* Instruction: Extend the Cohen & Steers personal trading code below from the point where it stops, starting after its last sentence.

* Page extract:
++++++++
It is not possible for this policy to address every situation involving Cohen & Steers employees’ personal trading. The Chief Compliance Officer in consultation with the Cohen & Steers Executive Committee is charged with oversight and interpretation of this Code in a manner considered fair and equitable, with a view in all cases of placing Cohen & Steers clients’ interests first. Technical compliance with the Code will not insulate an employee from scrutiny of, or sanctions for, employee abuses of his or her position, fiduciary duty or securities transactions which may potentially conflict with any client of Cohen & Steers.

 

II. Definitions

 

  A. “Access Person” means any employee director, officer, general partner of Cohen & Steers Capital Management, Inc. or its affiliated investment advisors. All employees are considered Access Persons.

 

  B. “Automatic Investment Plan” means a program in which regular periodic purchases (or withdrawals) are automatically made in (or from) investment accounts in accordance with a predetermined schedule and allocation. An Automatic Investment Plan includes a dividend reinvestment plan.
++++++++
* Dataset excerpts:
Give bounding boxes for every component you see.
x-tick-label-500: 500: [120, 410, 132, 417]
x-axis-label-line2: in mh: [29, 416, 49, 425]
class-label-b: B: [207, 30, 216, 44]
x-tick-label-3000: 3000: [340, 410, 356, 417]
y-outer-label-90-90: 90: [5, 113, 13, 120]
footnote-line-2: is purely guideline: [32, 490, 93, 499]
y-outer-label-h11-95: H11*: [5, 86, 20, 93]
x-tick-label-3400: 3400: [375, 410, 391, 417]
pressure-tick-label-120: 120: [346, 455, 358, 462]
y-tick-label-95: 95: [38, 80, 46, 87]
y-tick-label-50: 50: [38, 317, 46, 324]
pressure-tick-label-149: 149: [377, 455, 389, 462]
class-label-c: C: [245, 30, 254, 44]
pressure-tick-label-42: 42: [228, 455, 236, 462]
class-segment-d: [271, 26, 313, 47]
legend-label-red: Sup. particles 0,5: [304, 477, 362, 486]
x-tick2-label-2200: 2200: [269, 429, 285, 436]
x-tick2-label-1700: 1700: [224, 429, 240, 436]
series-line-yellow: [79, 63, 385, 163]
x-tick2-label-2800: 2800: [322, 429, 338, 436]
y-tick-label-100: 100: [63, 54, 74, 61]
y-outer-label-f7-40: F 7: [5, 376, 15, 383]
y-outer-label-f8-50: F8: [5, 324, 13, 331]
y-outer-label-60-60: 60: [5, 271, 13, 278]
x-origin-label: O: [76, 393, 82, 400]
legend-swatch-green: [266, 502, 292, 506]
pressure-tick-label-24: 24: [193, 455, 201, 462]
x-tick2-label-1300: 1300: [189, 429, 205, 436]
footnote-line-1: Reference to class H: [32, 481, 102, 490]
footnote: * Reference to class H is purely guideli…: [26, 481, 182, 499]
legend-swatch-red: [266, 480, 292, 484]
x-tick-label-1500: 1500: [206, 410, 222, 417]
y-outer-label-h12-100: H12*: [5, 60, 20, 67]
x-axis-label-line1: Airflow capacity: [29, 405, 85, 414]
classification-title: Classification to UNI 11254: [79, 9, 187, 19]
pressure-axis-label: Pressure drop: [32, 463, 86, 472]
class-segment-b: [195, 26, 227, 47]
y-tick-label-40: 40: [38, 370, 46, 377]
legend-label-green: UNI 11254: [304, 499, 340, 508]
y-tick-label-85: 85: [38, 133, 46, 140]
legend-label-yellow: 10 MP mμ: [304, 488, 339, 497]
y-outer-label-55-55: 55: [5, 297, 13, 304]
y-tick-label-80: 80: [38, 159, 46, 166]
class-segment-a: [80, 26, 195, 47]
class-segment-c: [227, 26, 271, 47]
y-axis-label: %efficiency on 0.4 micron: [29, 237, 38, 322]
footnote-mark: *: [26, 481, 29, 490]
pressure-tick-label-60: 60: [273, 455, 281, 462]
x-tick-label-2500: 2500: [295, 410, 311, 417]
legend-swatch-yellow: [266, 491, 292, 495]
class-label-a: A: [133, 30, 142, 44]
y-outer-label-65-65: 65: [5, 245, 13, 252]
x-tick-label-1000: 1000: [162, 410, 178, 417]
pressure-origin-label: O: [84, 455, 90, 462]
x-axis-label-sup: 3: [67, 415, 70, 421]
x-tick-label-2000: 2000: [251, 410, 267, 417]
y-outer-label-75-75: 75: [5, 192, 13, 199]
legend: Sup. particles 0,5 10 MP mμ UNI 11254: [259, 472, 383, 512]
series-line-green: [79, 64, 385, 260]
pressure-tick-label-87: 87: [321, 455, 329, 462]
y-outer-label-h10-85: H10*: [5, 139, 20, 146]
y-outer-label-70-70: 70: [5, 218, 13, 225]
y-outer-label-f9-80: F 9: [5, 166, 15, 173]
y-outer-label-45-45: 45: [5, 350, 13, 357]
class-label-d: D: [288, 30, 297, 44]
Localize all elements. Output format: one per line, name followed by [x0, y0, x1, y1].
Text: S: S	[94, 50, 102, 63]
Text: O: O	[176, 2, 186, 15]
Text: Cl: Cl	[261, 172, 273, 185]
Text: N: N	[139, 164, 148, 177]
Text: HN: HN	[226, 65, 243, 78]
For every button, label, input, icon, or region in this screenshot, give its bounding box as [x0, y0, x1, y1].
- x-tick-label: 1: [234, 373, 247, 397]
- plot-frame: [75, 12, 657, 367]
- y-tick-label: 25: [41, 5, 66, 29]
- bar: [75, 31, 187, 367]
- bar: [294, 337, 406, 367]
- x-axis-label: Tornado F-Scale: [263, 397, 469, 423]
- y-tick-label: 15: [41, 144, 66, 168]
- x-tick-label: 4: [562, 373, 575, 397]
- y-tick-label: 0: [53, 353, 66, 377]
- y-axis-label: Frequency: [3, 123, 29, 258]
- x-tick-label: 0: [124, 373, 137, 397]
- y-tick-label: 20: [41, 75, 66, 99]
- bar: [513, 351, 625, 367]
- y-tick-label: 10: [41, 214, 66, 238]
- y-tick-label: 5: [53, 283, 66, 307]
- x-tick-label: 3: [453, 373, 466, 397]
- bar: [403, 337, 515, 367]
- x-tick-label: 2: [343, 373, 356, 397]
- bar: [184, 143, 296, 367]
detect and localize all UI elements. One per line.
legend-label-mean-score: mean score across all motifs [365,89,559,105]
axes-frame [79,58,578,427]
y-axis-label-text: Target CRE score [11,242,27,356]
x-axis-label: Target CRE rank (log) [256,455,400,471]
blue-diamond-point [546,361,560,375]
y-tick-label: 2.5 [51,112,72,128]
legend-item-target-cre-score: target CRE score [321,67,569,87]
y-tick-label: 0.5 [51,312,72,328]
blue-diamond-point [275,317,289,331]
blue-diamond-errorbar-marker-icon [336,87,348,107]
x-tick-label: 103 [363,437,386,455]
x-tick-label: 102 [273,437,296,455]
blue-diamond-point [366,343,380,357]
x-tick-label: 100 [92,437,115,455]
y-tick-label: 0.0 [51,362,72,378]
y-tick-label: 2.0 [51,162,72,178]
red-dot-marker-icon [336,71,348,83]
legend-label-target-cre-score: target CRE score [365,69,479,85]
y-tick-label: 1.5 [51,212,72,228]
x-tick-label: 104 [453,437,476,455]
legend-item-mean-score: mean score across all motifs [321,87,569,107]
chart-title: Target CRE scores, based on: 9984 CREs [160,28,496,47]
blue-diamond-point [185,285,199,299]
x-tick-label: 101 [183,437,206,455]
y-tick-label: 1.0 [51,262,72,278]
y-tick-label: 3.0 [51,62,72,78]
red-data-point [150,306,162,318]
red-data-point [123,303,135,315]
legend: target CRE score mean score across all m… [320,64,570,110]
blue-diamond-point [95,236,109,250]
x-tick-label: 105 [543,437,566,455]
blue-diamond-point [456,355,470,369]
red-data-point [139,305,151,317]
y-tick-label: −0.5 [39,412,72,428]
++++++++
* The reply:
  C. “Beneficial Ownership” shall be interpreted in the same manner as it would be under Rule 16a-1(a)(2) under the Securities Exchange Act of 1934 in determining whether a person is the beneficial owner of a security for the purposes of Section 16 of the Securities Exchange Act of 1934 and the rules thereunder.

 

  D. “Board of Directors” shall mean the directors of the Funds.

 

  E. “Chief Compliance Officer” shall mean the Chief Compliance Officer (“CCO”) of Cohen & Steers Capital Management, Inc. and the Cohen & Steers Funds.

 

  F. “Code” shall mean this Code of Ethics.

 

  G. “Control” shall have the same meaning as that set forth in Section 2(a)(9) of the Investment Company Act.

 

  H.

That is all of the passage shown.